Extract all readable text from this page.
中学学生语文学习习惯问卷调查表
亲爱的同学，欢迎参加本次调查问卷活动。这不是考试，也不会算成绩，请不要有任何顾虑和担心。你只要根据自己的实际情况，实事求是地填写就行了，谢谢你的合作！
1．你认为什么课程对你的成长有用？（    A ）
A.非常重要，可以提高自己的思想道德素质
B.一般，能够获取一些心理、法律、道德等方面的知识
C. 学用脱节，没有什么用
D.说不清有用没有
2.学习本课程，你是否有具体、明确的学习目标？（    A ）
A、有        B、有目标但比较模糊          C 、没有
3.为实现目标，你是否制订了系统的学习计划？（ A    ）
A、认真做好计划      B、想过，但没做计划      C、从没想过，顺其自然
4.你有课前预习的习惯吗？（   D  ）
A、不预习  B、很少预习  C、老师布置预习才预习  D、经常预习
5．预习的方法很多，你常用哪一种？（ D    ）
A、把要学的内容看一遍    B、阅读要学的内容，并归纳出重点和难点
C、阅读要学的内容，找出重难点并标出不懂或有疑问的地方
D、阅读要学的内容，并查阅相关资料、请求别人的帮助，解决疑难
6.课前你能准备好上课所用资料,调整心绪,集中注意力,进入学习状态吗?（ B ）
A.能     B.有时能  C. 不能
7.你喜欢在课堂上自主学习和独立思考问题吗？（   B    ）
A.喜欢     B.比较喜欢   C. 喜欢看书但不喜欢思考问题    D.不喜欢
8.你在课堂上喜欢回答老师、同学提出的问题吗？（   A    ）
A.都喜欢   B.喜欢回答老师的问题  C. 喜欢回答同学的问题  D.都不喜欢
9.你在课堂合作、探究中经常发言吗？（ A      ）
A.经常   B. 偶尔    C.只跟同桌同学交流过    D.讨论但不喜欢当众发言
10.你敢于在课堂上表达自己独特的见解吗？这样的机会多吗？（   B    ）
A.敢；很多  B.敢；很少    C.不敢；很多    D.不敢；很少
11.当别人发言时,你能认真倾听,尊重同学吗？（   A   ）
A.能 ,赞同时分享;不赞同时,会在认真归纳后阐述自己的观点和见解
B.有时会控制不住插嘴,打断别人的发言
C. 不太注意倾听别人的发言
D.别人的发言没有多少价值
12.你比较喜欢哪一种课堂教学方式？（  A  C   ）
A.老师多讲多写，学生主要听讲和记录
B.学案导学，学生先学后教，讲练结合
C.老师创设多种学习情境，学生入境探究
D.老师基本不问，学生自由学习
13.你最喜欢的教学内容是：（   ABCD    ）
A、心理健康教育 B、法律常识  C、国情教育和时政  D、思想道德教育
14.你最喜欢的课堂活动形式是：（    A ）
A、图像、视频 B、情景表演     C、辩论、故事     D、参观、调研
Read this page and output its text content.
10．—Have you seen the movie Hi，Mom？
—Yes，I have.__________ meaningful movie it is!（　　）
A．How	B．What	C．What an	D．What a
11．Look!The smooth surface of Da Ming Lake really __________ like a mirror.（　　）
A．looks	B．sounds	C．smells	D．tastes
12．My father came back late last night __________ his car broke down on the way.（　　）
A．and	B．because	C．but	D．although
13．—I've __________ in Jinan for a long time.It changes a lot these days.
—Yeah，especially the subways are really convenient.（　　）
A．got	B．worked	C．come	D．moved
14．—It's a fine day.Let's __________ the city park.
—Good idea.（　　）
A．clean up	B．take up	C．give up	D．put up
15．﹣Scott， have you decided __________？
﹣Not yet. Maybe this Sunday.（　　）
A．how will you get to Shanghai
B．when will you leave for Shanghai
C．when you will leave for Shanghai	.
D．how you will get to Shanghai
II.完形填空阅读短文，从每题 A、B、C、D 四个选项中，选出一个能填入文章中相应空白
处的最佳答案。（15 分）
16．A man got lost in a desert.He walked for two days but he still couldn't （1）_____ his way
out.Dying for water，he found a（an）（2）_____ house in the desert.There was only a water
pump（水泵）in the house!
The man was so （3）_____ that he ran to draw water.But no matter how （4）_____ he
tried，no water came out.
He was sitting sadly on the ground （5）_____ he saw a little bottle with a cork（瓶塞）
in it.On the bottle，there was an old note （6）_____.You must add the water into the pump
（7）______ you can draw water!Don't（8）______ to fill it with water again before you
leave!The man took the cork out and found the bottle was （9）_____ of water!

┄┄┄┄┄┄┄┄┄┄┄┄┄┄┄┄┄┄┄┄

Stated problem: Copy each record from above exactly, and include every line.

Output of the task:
Extract all readable text from this page.
中学学生语文学习习惯问卷调查表
亲爱的同学，欢迎参加本次调查问卷活动。这不是考试，也不会算成绩，请不要有任何顾虑和担心。你只要根据自己的实际情况，实事求是地填写就行了，谢谢你的合作！
1．你认为什么课程对你的成长有用？（    A ）
A.非常重要，可以提高自己的思想道德素质
B.一般，能够获取一些心理、法律、道德等方面的知识
C. 学用脱节，没有什么用
D.说不清有用没有
2.学习本课程，你是否有具体、明确的学习目标？（    A ）
A、有        B、有目标但比较模糊          C 、没有
3.为实现目标，你是否制订了系统的学习计划？（ A    ）
A、认真做好计划      B、想过，但没做计划      C、从没想过，顺其自然
4.你有课前预习的习惯吗？（   D  ）
A、不预习  B、很少预习  C、老师布置预习才预习  D、经常预习
5．预习的方法很多，你常用哪一种？（ D    ）
A、把要学的内容看一遍    B、阅读要学的内容，并归纳出重点和难点
C、阅读要学的内容，找出重难点并标出不懂或有疑问的地方
D、阅读要学的内容，并查阅相关资料、请求别人的帮助，解决疑难
6.课前你能准备好上课所用资料,调整心绪,集中注意力,进入学习状态吗?（ B ）
A.能     B.有时能  C. 不能
7.你喜欢在课堂上自主学习和独立思考问题吗？（   B    ）
A.喜欢     B.比较喜欢   C. 喜欢看书但不喜欢思考问题    D.不喜欢
8.你在课堂上喜欢回答老师、同学提出的问题吗？（   A    ）
A.都喜欢   B.喜欢回答老师的问题  C. 喜欢回答同学的问题  D.都不喜欢
9.你在课堂合作、探究中经常发言吗？（ A      ）
A.经常   B. 偶尔    C.只跟同桌同学交流过    D.讨论但不喜欢当众发言
10.你敢于在课堂上表达自己独特的见解吗？这样的机会多吗？（   B    ）
A.敢；很多  B.敢；很少    C.不敢；很多    D.不敢；很少
11.当别人发言时,你能认真倾听,尊重同学吗？（   A   ）
A.能 ,赞同时分享;不赞同时,会在认真归纳后阐述自己的观点和见解
B.有时会控制不住插嘴,打断别人的发言
C. 不太注意倾听别人的发言
D.别人的发言没有多少价值
12.你比较喜欢哪一种课堂教学方式？（  A  C   ）
A.老师多讲多写，学生主要听讲和记录
B.学案导学，学生先学后教，讲练结合
C.老师创设多种学习情境，学生入境探究
D.老师基本不问，学生自由学习
13.你最喜欢的教学内容是：（   ABCD    ）
A、心理健康教育 B、法律常识  C、国情教育和时政  D、思想道德教育
14.你最喜欢的课堂活动形式是：（    A ）
A、图像、视频 B、情景表演     C、辩论、故事     D、参观、调研
Read this page and output its text content.
10．—Have you seen the movie Hi，Mom？
—Yes，I have.__________ meaningful movie it is!（　　）
A．How	B．What	C．What an	D．What a
11．Look!The smooth surface of Da Ming Lake really __________ like a mirror.（　　）
A．looks	B．sounds	C．smells	D．tastes
12．My father came back late last night __________ his car broke down on the way.（　　）
A．and	B．because	C．but	D．although
13．—I've __________ in Jinan for a long time.It changes a lot these days.
—Yeah，especially the subways are really convenient.（　　）
A．got	B．worked	C．come	D．moved
14．—It's a fine day.Let's __________ the city park.
—Good idea.（　　）
A．clean up	B．take up	C．give up	D．put up
15．﹣Scott， have you decided __________？
﹣Not yet. Maybe this Sunday.（　　）
A．how will you get to Shanghai
B．when will you leave for Shanghai
C．when you will leave for Shanghai	.
D．how you will get to Shanghai
II.完形填空阅读短文，从每题 A、B、C、D 四个选项中，选出一个能填入文章中相应空白
处的最佳答案。（15 分）
16．A man got lost in a desert.He walked for two days but he still couldn't （1）_____ his way
out.Dying for water，he found a（an）（2）_____ house in the desert.There was only a water
pump（水泵）in the house!
The man was so （3）_____ that he ran to draw water.But no matter how （4）_____ he
tried，no water came out.
He was sitting sadly on the ground （5）_____ he saw a little bottle with a cork（瓶塞）
in it.On the bottle，there was an old note （6）_____.You must add the water into the pump
（7）______ you can draw water!Don't（8）______ to fill it with water again before you
leave!The man took the cork out and found the bottle was （9）_____ of water!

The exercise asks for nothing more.